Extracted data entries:
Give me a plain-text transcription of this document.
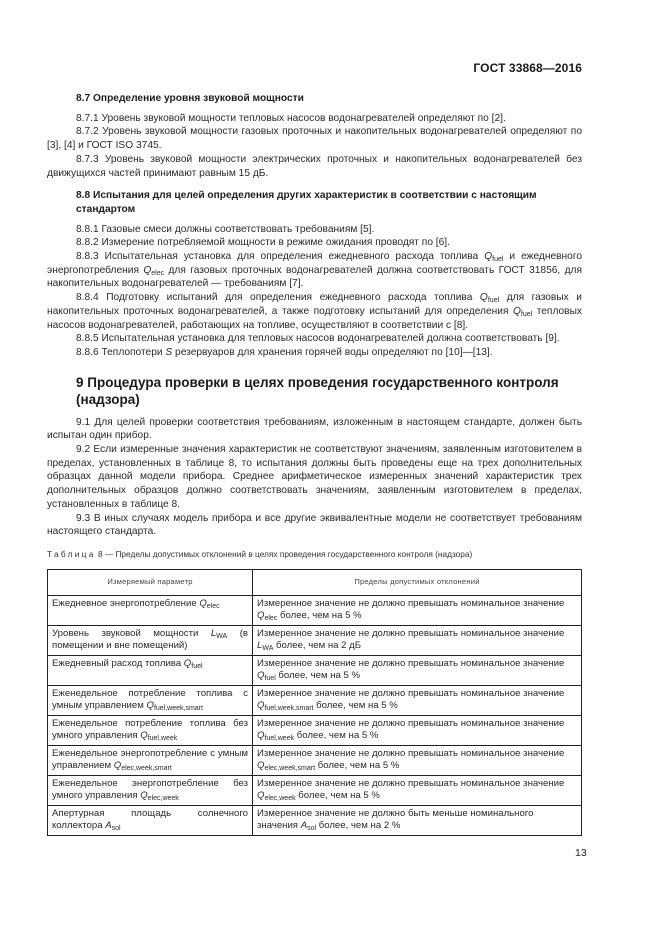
ГОСТ 33868—2016
8.7 Определение уровня звуковой мощности

8.7.1 Уровень звуковой мощности тепловых насосов водонагревателей определяют по [2].

8.7.2 Уровень звуковой мощности газовых проточных и накопительных водонагревателей определяют по [3], [4] и ГОСТ ISO 3745.

8.7.3 Уровень звуковой мощности электрических проточных и накопительных водонагревателей без движущихся частей принимают равным 15 дБ.

8.8 Испытания для целей определения других характеристик в соответствии с настоящим стандартом

8.8.1 Газовые смеси должны соответствовать требованиям [5].

8.8.2 Измерение потребляемой мощности в режиме ожидания проводят по [6].

8.8.3 Испытательная установка для определения ежедневного расхода топлива $Q_{fuel}$ и ежедневного энергопотребления $Q_{elec}$ для газовых проточных водонагревателей должна соответствовать ГОСТ 31856, для накопительных водонагревателей — требованиям [7].

8.8.4 Подготовку испытаний для определения ежедневного расхода топлива $Q_{fuel}$ для газовых и накопительных проточных водонагревателей, а также подготовку испытаний для определения $Q_{fuel}$ тепловых насосов водонагревателей, работающих на топливе, осуществляют в соответствии с [8].

8.8.5 Испытательная установка для тепловых насосов водонагревателей должна соответствовать [9].

8.8.6 Теплопотери S резервуаров для хранения горячей воды определяют по [10]—[13].

9 Процедура проверки в целях проведения государственного контроля (надзора)

9.1 Для целей проверки соответствия требованиям, изложенным в настоящем стандарте, должен быть испытан один прибор.

9.2 Если измеренные значения характеристик не соответствуют значениям, заявленным изготовителем в пределах, установленных в таблице 8, то испытания должны быть проведены еще на трех дополнительных образцах данной модели прибора. Среднее арифметическое измеренных значений характеристик трех дополнительных образцов должно соответствовать значениям, заявленным изготовителем в пределах, установленных в таблице 8.

9.3 В иных случаях модель прибора и все другие эквивалентные модели не соответствует требованиям настоящего стандарта.

Таблица 8 — Пределы допустимых отклонений в целях проведения государственного контроля (надзора)
Измеряемый параметр	Пределы допустимых отклонений
Ежедневное энергопотребление $Q_{elec}$	Измеренное значение не должно превышать номинальное значение $Q_{elec}$ более, чем на 5 %
Уровень звуковой мощности $L_{WA}$ (в помещении и вне помещений)	Измеренное значение не должно превышать номинальное значение $L_{WA}$ более, чем на 2 дБ
Ежедневный расход топлива $Q_{fuel}$	Измеренное значение не должно превышать номинальное значение $Q_{fuel}$ более, чем на 5 %
Еженедельное потребление топлива с умным управлением $Q_{fuel,week,smart}$	Измеренное значение не должно превышать номинальное значение $Q_{fuel,week,smart}$ более, чем на 5 %
Еженедельное потребление топлива без умного управления $Q_{fuel,week}$	Измеренное значение не должно превышать номинальное значение $Q_{fuel,week}$ более, чем на 5 %
Еженедельное энергопотребление с умным управлением $Q_{elec,week,smart}$	Измеренное значение не должно превышать номинальное значение $Q_{elec,week,smart}$ более, чем на 5 %
Еженедельное энергопотребление без умного управления $Q_{elec,week}$	Измеренное значение не должно превышать номинальное значение $Q_{elec,week}$ более, чем на 5 %
Апертурная площадь солнечного коллектора $A_{sol}$	Измеренное значение не должно быть меньше номинального значения $A_{sol}$ более, чем на 2 %
13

◆ What you will do: Look through the data and show every line containing "умного".

◆ Output:
Еженедельное потребление топлива без умного управления $Q_{fuel,week}$	Измеренное значение не должно превышать номинальное значение $Q_{fuel,week}$ более, чем на 5 %
Еженедельное энергопотребление без умного управления $Q_{elec,week}$	Измеренное значение не должно превышать номинальное значение $Q_{elec,week}$ более, чем на 5 %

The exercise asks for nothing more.